* **REQUIREMENTS**
Here are records with pictures in them. Copy all of them exactly and leave the pictures out.

::::

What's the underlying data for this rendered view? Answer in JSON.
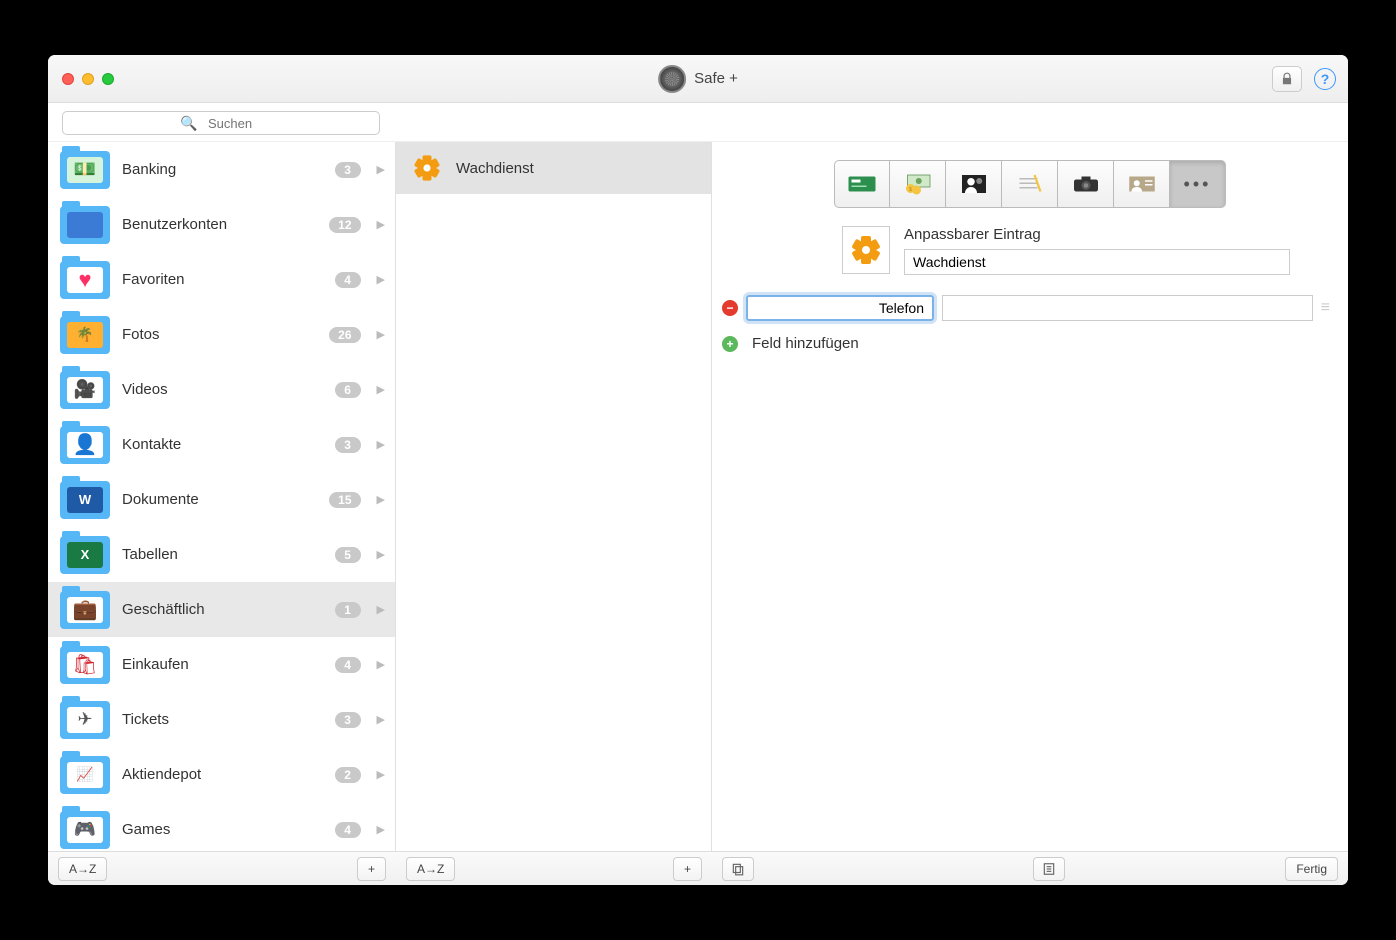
{
  "app": {
    "title": "Safe +"
  },
  "search": {
    "placeholder": "Suchen"
  },
  "categories": [
    {
      "id": "banking",
      "label": "Banking",
      "count": "3",
      "icon": "bank"
    },
    {
      "id": "accounts",
      "label": "Benutzerkonten",
      "count": "12",
      "icon": "accounts"
    },
    {
      "id": "favorites",
      "label": "Favoriten",
      "count": "4",
      "icon": "heart"
    },
    {
      "id": "photos",
      "label": "Fotos",
      "count": "26",
      "icon": "photo"
    },
    {
      "id": "videos",
      "label": "Videos",
      "count": "6",
      "icon": "video"
    },
    {
      "id": "contacts",
      "label": "Kontakte",
      "count": "3",
      "icon": "contact"
    },
    {
      "id": "documents",
      "label": "Dokumente",
      "count": "15",
      "icon": "doc"
    },
    {
      "id": "tables",
      "label": "Tabellen",
      "count": "5",
      "icon": "table"
    },
    {
      "id": "business",
      "label": "Geschäftlich",
      "count": "1",
      "icon": "biz",
      "selected": true
    },
    {
      "id": "shopping",
      "label": "Einkaufen",
      "count": "4",
      "icon": "shop"
    },
    {
      "id": "tickets",
      "label": "Tickets",
      "count": "3",
      "icon": "ticket"
    },
    {
      "id": "stocks",
      "label": "Aktiendepot",
      "count": "2",
      "icon": "stock"
    },
    {
      "id": "games",
      "label": "Games",
      "count": "4",
      "icon": "game"
    }
  ],
  "entries": [
    {
      "label": "Wachdienst",
      "selected": true
    }
  ],
  "detail": {
    "type_label": "Anpassbarer Eintrag",
    "name": "Wachdienst",
    "fields": [
      {
        "label": "Telefon",
        "value": ""
      }
    ],
    "add_field_label": "Feld hinzufügen"
  },
  "footer": {
    "sort_label": "A→Z",
    "add_label": "+",
    "done_label": "Fertig"
  }
}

::::

* **EXERCISE OUTPUT**
What's the underlying data for this rendered view? Answer in JSON.
{
  "app": {
    "title": "Safe +"
  },
  "search": {
    "placeholder": "Suchen"
  },
  "categories": [
    {
      "id": "banking",
      "label": "Banking",
      "count": "3",
      "icon": "bank"
    },
    {
      "id": "accounts",
      "label": "Benutzerkonten",
      "count": "12",
      "icon": "accounts"
    },
    {
      "id": "favorites",
      "label": "Favoriten",
      "count": "4",
      "icon": "heart"
    },
    {
      "id": "photos",
      "label": "Fotos",
      "count": "26",
      "icon": "photo"
    },
    {
      "id": "videos",
      "label": "Videos",
      "count": "6",
      "icon": "video"
    },
    {
      "id": "contacts",
      "label": "Kontakte",
      "count": "3",
      "icon": "contact"
    },
    {
      "id": "documents",
      "label": "Dokumente",
      "count": "15",
      "icon": "doc"
    },
    {
      "id": "tables",
      "label": "Tabellen",
      "count": "5",
      "icon": "table"
    },
    {
      "id": "business",
      "label": "Geschäftlich",
      "count": "1",
      "icon": "biz",
      "selected": true
    },
    {
      "id": "shopping",
      "label": "Einkaufen",
      "count": "4",
      "icon": "shop"
    },
    {
      "id": "tickets",
      "label": "Tickets",
      "count": "3",
      "icon": "ticket"
    },
    {
      "id": "stocks",
      "label": "Aktiendepot",
      "count": "2",
      "icon": "stock"
    },
    {
      "id": "games",
      "label": "Games",
      "count": "4",
      "icon": "game"
    }
  ],
  "entries": [
    {
      "label": "Wachdienst",
      "selected": true
    }
  ],
  "detail": {
    "type_label": "Anpassbarer Eintrag",
    "name": "Wachdienst",
    "fields": [
      {
        "label": "Telefon",
        "value": ""
      }
    ],
    "add_field_label": "Feld hinzufügen"
  },
  "footer": {
    "sort_label": "A→Z",
    "add_label": "+",
    "done_label": "Fertig"
  }
}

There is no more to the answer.